STATED PROBLEM: Edit the entire listing below by changing each occurrence of "carousel-dot" to "pager-dot", keeping every other character the same.

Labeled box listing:
● ● ● ●

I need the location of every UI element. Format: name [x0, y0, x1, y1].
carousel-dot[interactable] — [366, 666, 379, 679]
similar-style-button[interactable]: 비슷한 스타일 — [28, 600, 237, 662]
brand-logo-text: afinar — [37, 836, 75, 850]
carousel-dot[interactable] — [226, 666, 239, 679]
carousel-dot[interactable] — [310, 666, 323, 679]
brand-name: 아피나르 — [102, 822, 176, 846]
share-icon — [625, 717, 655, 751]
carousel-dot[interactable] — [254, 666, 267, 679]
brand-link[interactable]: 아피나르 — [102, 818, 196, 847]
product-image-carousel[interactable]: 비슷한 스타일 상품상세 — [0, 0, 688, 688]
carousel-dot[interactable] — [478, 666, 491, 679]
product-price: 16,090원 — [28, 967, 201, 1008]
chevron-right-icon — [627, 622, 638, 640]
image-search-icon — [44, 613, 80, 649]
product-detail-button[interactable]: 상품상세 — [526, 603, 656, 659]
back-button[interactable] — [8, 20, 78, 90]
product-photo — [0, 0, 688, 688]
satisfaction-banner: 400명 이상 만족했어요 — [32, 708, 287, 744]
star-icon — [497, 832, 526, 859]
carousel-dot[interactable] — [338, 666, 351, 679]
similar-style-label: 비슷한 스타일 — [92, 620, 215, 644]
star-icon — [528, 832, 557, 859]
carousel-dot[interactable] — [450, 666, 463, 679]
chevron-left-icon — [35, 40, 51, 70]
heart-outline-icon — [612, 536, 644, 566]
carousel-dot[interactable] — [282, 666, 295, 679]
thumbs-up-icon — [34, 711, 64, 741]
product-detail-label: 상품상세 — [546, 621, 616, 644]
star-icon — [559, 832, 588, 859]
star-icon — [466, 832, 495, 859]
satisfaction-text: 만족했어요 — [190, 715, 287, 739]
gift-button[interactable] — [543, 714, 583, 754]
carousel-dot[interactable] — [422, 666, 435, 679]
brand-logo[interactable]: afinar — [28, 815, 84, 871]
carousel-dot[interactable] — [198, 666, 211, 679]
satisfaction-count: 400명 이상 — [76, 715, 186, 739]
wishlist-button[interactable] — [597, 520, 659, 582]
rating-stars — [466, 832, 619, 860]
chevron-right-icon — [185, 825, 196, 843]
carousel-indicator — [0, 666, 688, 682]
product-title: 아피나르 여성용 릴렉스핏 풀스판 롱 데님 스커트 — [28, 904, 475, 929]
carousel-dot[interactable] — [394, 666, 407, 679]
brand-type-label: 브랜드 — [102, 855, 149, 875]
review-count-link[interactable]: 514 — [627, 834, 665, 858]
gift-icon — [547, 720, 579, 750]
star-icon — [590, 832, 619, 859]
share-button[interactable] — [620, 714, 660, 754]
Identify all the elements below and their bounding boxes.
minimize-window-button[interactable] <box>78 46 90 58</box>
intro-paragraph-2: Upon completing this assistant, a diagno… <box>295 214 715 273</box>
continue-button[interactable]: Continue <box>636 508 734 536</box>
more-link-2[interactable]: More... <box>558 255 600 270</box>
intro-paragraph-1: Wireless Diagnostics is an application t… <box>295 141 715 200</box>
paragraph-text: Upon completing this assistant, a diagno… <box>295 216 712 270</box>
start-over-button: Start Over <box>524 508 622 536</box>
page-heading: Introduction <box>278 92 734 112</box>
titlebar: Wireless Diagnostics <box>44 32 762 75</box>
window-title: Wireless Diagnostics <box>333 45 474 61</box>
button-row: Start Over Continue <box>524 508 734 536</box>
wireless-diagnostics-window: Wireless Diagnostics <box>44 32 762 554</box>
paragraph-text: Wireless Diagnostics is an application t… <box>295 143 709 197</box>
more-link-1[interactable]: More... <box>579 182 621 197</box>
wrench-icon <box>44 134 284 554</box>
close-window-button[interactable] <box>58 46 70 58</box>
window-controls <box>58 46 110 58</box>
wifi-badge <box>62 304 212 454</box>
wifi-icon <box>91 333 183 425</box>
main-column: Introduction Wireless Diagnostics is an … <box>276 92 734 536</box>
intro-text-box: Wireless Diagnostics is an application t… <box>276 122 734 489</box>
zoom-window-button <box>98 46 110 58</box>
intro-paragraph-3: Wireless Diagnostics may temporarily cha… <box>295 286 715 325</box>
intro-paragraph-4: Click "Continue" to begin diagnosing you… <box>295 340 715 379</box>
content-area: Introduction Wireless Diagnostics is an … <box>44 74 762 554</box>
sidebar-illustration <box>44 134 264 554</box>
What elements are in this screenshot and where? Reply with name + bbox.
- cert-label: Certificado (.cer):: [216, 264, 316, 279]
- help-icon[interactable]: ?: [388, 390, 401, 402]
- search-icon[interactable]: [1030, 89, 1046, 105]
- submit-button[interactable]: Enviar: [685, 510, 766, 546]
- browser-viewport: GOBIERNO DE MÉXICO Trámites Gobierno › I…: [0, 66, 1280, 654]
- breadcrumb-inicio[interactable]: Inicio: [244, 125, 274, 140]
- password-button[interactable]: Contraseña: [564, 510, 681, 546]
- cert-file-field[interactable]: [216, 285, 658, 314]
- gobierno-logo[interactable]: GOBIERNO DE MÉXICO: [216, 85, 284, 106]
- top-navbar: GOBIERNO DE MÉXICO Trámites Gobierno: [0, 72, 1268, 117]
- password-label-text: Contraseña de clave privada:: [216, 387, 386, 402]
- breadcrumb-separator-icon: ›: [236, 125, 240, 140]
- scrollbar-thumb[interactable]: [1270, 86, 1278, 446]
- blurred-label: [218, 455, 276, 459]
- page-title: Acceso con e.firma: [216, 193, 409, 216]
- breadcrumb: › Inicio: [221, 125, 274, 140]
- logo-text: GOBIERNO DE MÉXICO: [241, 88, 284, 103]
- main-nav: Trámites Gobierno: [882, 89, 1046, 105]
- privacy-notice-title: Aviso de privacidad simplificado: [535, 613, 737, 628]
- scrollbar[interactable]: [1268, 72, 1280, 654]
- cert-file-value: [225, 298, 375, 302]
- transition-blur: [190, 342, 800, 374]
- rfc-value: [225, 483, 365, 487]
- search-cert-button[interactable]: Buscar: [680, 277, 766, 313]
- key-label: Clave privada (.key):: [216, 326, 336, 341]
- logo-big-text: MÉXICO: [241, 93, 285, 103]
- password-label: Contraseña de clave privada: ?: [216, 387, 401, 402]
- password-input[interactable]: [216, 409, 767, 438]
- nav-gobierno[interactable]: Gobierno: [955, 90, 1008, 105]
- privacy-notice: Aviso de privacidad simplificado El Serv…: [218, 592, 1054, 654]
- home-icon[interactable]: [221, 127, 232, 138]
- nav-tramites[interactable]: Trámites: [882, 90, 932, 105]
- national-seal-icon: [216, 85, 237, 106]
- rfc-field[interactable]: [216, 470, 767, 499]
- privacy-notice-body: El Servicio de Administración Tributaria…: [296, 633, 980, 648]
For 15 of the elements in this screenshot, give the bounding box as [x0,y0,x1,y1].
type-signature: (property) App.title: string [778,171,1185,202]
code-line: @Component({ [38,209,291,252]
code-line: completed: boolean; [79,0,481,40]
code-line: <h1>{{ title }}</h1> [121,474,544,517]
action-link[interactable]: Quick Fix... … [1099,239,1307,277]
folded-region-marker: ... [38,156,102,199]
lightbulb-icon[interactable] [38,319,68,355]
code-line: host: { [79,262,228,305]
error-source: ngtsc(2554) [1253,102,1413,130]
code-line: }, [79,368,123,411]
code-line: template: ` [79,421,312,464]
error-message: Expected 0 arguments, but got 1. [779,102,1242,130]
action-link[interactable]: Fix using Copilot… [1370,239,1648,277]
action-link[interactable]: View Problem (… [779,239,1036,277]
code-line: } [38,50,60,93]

● ● ● ●

COMPLETE RESPONSE:
I need the location of every UI element. Format: name [x0, y0, x1, y1].
pager-dot[interactable] — [366, 666, 379, 679]
similar-style-button[interactable]: 비슷한 스타일 — [28, 600, 237, 662]
brand-logo-text: afinar — [37, 836, 75, 850]
pager-dot[interactable] — [226, 666, 239, 679]
pager-dot[interactable] — [310, 666, 323, 679]
brand-name: 아피나르 — [102, 822, 176, 846]
share-icon — [625, 717, 655, 751]
pager-dot[interactable] — [254, 666, 267, 679]
brand-link[interactable]: 아피나르 — [102, 818, 196, 847]
product-image-carousel[interactable]: 비슷한 스타일 상품상세 — [0, 0, 688, 688]
pager-dot[interactable] — [478, 666, 491, 679]
product-price: 16,090원 — [28, 967, 201, 1008]
chevron-right-icon — [627, 622, 638, 640]
image-search-icon — [44, 613, 80, 649]
product-detail-button[interactable]: 상품상세 — [526, 603, 656, 659]
back-button[interactable] — [8, 20, 78, 90]
product-photo — [0, 0, 688, 688]
satisfaction-banner: 400명 이상 만족했어요 — [32, 708, 287, 744]
star-icon — [497, 832, 526, 859]
pager-dot[interactable] — [338, 666, 351, 679]
similar-style-label: 비슷한 스타일 — [92, 620, 215, 644]
star-icon — [528, 832, 557, 859]
pager-dot[interactable] — [450, 666, 463, 679]
chevron-left-icon — [35, 40, 51, 70]
heart-outline-icon — [612, 536, 644, 566]
pager-dot[interactable] — [282, 666, 295, 679]
thumbs-up-icon — [34, 711, 64, 741]
product-detail-label: 상품상세 — [546, 621, 616, 644]
star-icon — [559, 832, 588, 859]
star-icon — [466, 832, 495, 859]
satisfaction-text: 만족했어요 — [190, 715, 287, 739]
gift-button[interactable] — [543, 714, 583, 754]
pager-dot[interactable] — [422, 666, 435, 679]
brand-logo[interactable]: afinar — [28, 815, 84, 871]
pager-dot[interactable] — [198, 666, 211, 679]
satisfaction-count: 400명 이상 — [76, 715, 186, 739]
wishlist-button[interactable] — [597, 520, 659, 582]
rating-stars — [466, 832, 619, 860]
chevron-right-icon — [185, 825, 196, 843]
carousel-indicator — [0, 666, 688, 682]
product-title: 아피나르 여성용 릴렉스핏 풀스판 롱 데님 스커트 — [28, 904, 475, 929]
pager-dot[interactable] — [394, 666, 407, 679]
brand-type-label: 브랜드 — [102, 855, 149, 875]
review-count-link[interactable]: 514 — [627, 834, 665, 858]
gift-icon — [547, 720, 579, 750]
star-icon — [590, 832, 619, 859]
share-button[interactable] — [620, 714, 660, 754]
Identify all the elements below and their bounding boxes.
minimize-window-button[interactable] <box>78 46 90 58</box>
intro-paragraph-2: Upon completing this assistant, a diagno… <box>295 214 715 273</box>
continue-button[interactable]: Continue <box>636 508 734 536</box>
more-link-2[interactable]: More... <box>558 255 600 270</box>
intro-paragraph-1: Wireless Diagnostics is an application t… <box>295 141 715 200</box>
paragraph-text: Upon completing this assistant, a diagno… <box>295 216 712 270</box>
start-over-button: Start Over <box>524 508 622 536</box>
page-heading: Introduction <box>278 92 734 112</box>
titlebar: Wireless Diagnostics <box>44 32 762 75</box>
window-title: Wireless Diagnostics <box>333 45 474 61</box>
button-row: Start Over Continue <box>524 508 734 536</box>
wireless-diagnostics-window: Wireless Diagnostics <box>44 32 762 554</box>
paragraph-text: Wireless Diagnostics is an application t… <box>295 143 709 197</box>
more-link-1[interactable]: More... <box>579 182 621 197</box>
wrench-icon <box>44 134 284 554</box>
close-window-button[interactable] <box>58 46 70 58</box>
window-controls <box>58 46 110 58</box>
wifi-badge <box>62 304 212 454</box>
wifi-icon <box>91 333 183 425</box>
main-column: Introduction Wireless Diagnostics is an … <box>276 92 734 536</box>
intro-text-box: Wireless Diagnostics is an application t… <box>276 122 734 489</box>
zoom-window-button <box>98 46 110 58</box>
intro-paragraph-3: Wireless Diagnostics may temporarily cha… <box>295 286 715 325</box>
intro-paragraph-4: Click "Continue" to begin diagnosing you… <box>295 340 715 379</box>
content-area: Introduction Wireless Diagnostics is an … <box>44 74 762 554</box>
sidebar-illustration <box>44 134 264 554</box>
What elements are in this screenshot and where? Reply with name + bbox.
- cert-label: Certificado (.cer):: [216, 264, 316, 279]
- help-icon[interactable]: ?: [388, 390, 401, 402]
- search-icon[interactable]: [1030, 89, 1046, 105]
- submit-button[interactable]: Enviar: [685, 510, 766, 546]
- browser-viewport: GOBIERNO DE MÉXICO Trámites Gobierno › I…: [0, 66, 1280, 654]
- breadcrumb-inicio[interactable]: Inicio: [244, 125, 274, 140]
- password-button[interactable]: Contraseña: [564, 510, 681, 546]
- cert-file-field[interactable]: [216, 285, 658, 314]
- gobierno-logo[interactable]: GOBIERNO DE MÉXICO: [216, 85, 284, 106]
- top-navbar: GOBIERNO DE MÉXICO Trámites Gobierno: [0, 72, 1268, 117]
- password-label-text: Contraseña de clave privada:: [216, 387, 386, 402]
- breadcrumb-separator-icon: ›: [236, 125, 240, 140]
- scrollbar-thumb[interactable]: [1270, 86, 1278, 446]
- blurred-label: [218, 455, 276, 459]
- page-title: Acceso con e.firma: [216, 193, 409, 216]
- breadcrumb: › Inicio: [221, 125, 274, 140]
- logo-text: GOBIERNO DE MÉXICO: [241, 88, 284, 103]
- main-nav: Trámites Gobierno: [882, 89, 1046, 105]
- privacy-notice-title: Aviso de privacidad simplificado: [535, 613, 737, 628]
- scrollbar[interactable]: [1268, 72, 1280, 654]
- cert-file-value: [225, 298, 375, 302]
- transition-blur: [190, 342, 800, 374]
- rfc-value: [225, 483, 365, 487]
- search-cert-button[interactable]: Buscar: [680, 277, 766, 313]
- key-label: Clave privada (.key):: [216, 326, 336, 341]
- logo-big-text: MÉXICO: [241, 93, 285, 103]
- password-label: Contraseña de clave privada: ?: [216, 387, 401, 402]
- password-input[interactable]: [216, 409, 767, 438]
- nav-gobierno[interactable]: Gobierno: [955, 90, 1008, 105]
- privacy-notice: Aviso de privacidad simplificado El Serv…: [218, 592, 1054, 654]
- home-icon[interactable]: [221, 127, 232, 138]
- nav-tramites[interactable]: Trámites: [882, 90, 932, 105]
- national-seal-icon: [216, 85, 237, 106]
- rfc-field[interactable]: [216, 470, 767, 499]
- privacy-notice-body: El Servicio de Administración Tributaria…: [296, 633, 980, 648]
For 15 of the elements in this screenshot, give the bounding box as [x0,y0,x1,y1].
type-signature: (property) App.title: string [778,171,1185,202]
code-line: @Component({ [38,209,291,252]
code-line: completed: boolean; [79,0,481,40]
code-line: <h1>{{ title }}</h1> [121,474,544,517]
action-link[interactable]: Quick Fix... … [1099,239,1307,277]
folded-region-marker: ... [38,156,102,199]
lightbulb-icon[interactable] [38,319,68,355]
code-line: host: { [79,262,228,305]
error-source: ngtsc(2554) [1253,102,1413,130]
code-line: }, [79,368,123,411]
code-line: template: ` [79,421,312,464]
error-message: Expected 0 arguments, but got 1. [779,102,1242,130]
action-link[interactable]: Fix using Copilot… [1370,239,1648,277]
action-link[interactable]: View Problem (… [779,239,1036,277]
code-line: } [38,50,60,93]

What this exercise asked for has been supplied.